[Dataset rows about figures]
━━━━━━━━━━━━━━━━
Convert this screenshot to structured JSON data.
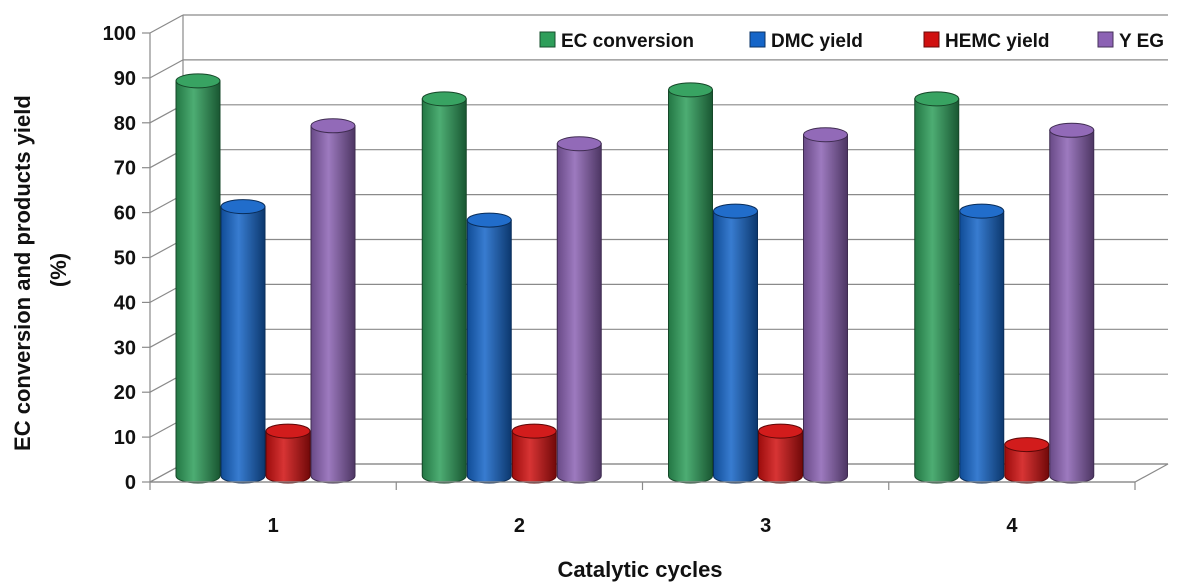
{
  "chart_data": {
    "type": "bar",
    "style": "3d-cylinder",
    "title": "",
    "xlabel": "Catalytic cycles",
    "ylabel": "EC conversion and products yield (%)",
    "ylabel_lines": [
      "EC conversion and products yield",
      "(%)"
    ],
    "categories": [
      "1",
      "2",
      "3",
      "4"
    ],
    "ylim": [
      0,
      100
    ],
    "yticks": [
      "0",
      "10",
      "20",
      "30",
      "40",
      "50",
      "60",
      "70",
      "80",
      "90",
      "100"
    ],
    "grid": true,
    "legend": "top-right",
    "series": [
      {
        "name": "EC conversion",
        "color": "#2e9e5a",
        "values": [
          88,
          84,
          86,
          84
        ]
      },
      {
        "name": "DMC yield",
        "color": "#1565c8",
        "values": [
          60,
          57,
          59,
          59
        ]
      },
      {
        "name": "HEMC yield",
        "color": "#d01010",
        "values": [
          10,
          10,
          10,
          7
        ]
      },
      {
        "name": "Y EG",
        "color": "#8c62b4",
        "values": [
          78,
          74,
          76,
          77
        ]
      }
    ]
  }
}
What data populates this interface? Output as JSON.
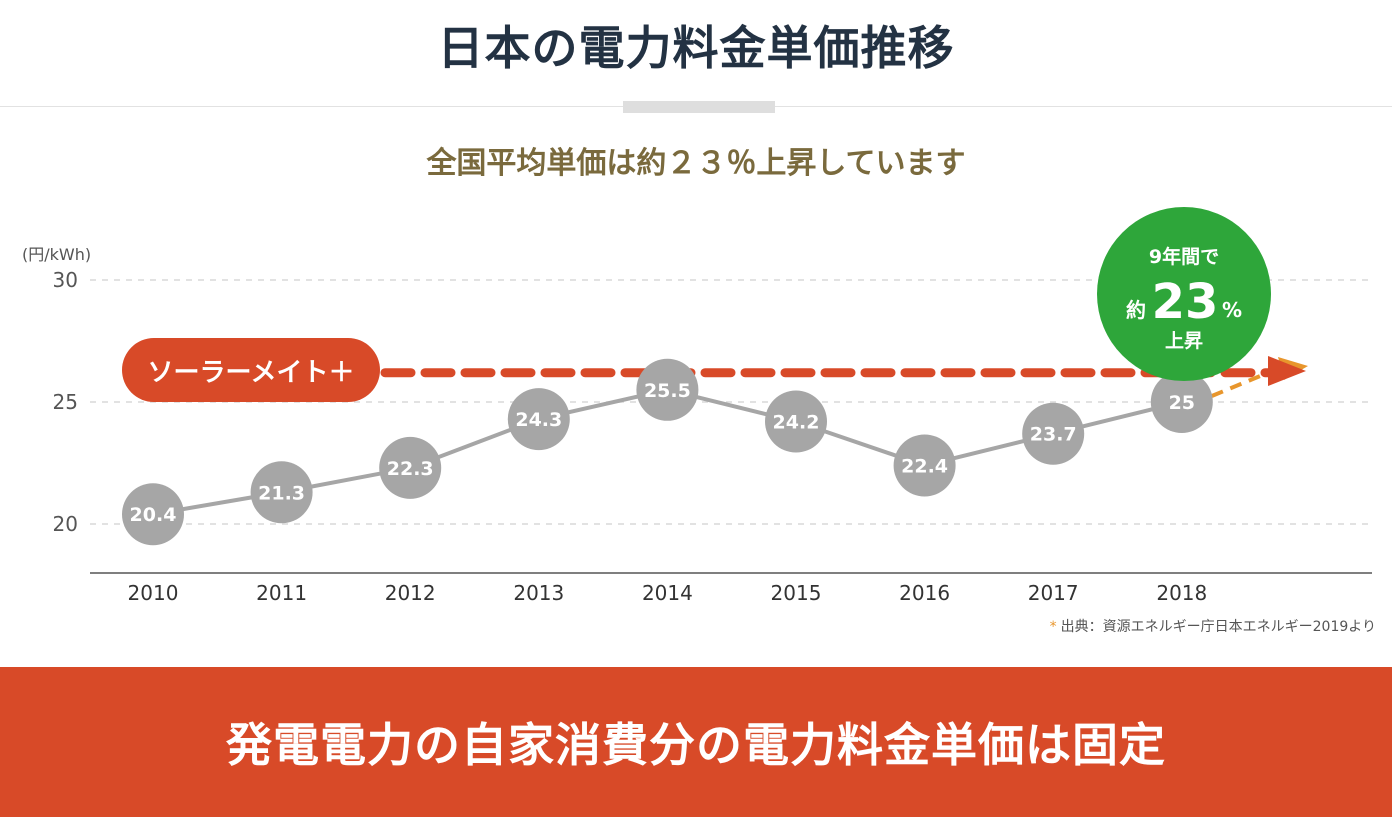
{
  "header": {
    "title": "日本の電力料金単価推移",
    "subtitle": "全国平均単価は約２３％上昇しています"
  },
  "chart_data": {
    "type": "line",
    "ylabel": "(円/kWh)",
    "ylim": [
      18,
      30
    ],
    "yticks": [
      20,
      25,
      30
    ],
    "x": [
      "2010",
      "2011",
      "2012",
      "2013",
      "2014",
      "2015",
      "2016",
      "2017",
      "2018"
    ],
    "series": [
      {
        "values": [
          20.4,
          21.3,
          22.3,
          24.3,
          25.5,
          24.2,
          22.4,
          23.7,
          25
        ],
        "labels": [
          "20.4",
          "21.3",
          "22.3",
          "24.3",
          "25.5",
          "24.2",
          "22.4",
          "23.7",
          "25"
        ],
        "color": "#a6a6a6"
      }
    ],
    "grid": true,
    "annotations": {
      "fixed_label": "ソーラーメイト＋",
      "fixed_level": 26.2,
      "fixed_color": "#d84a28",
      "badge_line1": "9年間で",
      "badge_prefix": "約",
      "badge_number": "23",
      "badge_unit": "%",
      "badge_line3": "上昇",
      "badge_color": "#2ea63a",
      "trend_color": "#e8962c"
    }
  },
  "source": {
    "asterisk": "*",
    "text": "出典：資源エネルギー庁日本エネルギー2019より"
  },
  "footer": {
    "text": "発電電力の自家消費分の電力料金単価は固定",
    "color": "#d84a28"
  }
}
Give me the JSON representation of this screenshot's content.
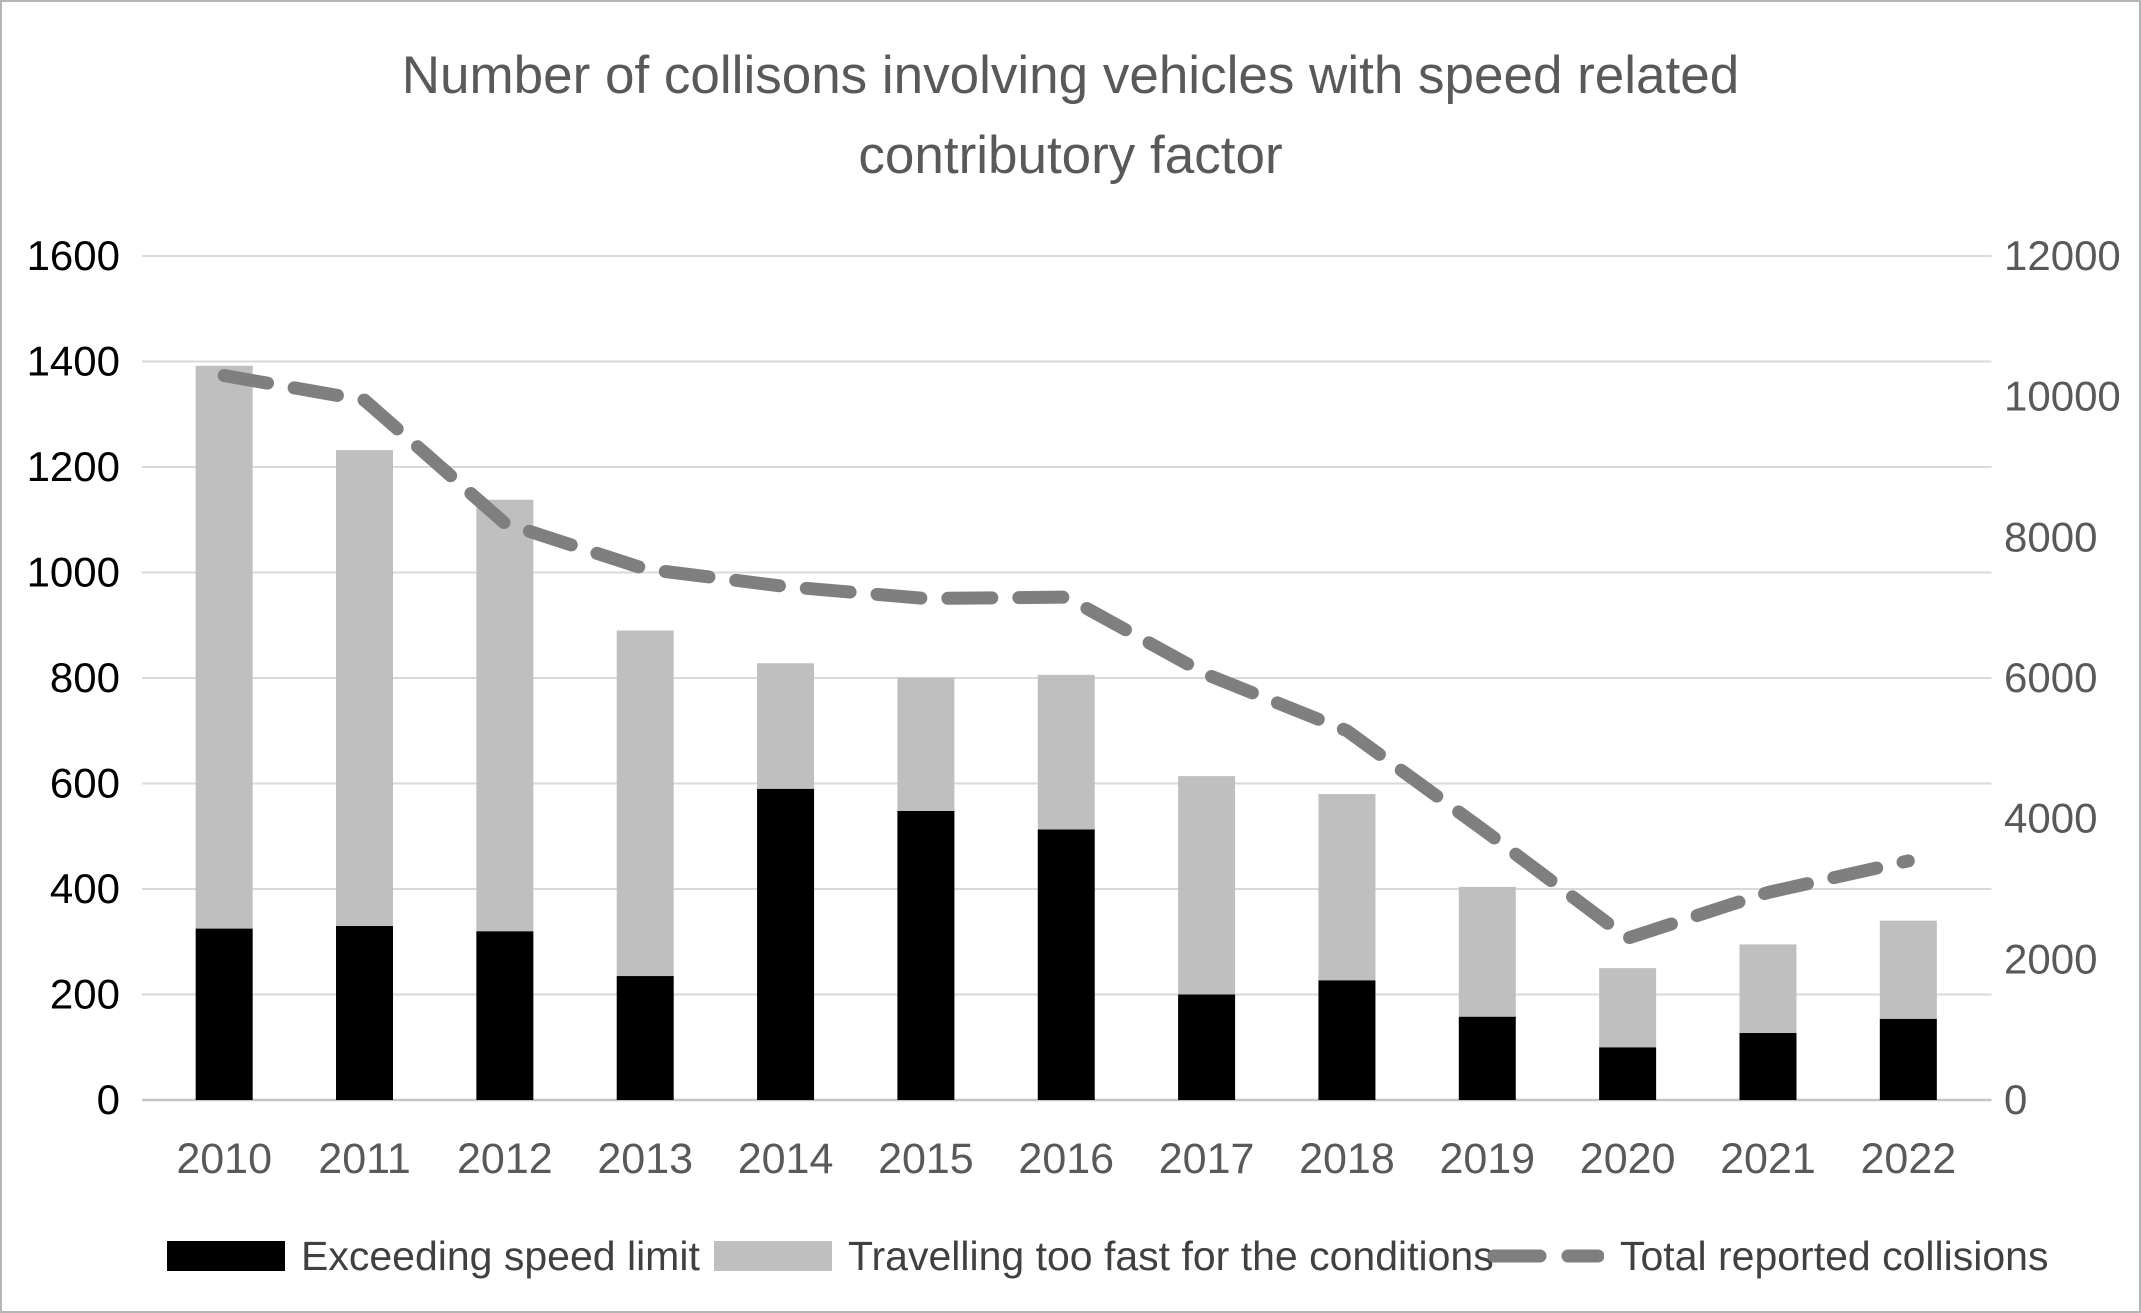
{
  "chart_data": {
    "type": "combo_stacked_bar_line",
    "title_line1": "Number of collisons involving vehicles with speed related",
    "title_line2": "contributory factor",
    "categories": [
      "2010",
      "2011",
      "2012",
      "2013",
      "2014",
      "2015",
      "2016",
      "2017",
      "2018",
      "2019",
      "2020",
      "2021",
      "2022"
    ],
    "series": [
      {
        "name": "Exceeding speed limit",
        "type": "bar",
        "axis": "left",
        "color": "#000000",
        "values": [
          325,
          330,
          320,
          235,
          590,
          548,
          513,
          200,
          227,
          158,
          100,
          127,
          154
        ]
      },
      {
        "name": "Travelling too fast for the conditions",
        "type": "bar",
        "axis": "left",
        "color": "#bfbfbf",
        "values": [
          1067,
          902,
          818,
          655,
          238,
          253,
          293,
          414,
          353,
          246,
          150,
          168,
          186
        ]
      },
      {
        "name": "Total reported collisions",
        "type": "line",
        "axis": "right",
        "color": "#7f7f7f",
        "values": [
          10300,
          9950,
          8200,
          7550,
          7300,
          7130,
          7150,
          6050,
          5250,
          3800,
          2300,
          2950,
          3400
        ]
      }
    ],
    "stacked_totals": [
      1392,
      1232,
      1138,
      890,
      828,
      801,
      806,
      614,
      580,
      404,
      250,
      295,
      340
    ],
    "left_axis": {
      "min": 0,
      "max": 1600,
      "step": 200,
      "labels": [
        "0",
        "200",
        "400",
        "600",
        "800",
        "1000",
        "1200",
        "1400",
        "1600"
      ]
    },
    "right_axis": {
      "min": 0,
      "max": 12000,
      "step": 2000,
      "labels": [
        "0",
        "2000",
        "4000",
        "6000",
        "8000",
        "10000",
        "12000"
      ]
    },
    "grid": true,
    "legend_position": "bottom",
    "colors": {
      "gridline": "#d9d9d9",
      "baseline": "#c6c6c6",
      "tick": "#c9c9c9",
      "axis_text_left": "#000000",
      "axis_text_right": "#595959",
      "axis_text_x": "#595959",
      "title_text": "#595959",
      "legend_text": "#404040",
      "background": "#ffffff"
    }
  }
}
━━━━━━━━━━━━━━━━
▸ **Problem**: Look through the material above. Copy each line where the word "JSON" appears.

▸ **Exercise response**:
Convert this screenshot to structured JSON data.
What data populates this interface? Output as JSON.
Give me the JSON representation of this screenshot's content.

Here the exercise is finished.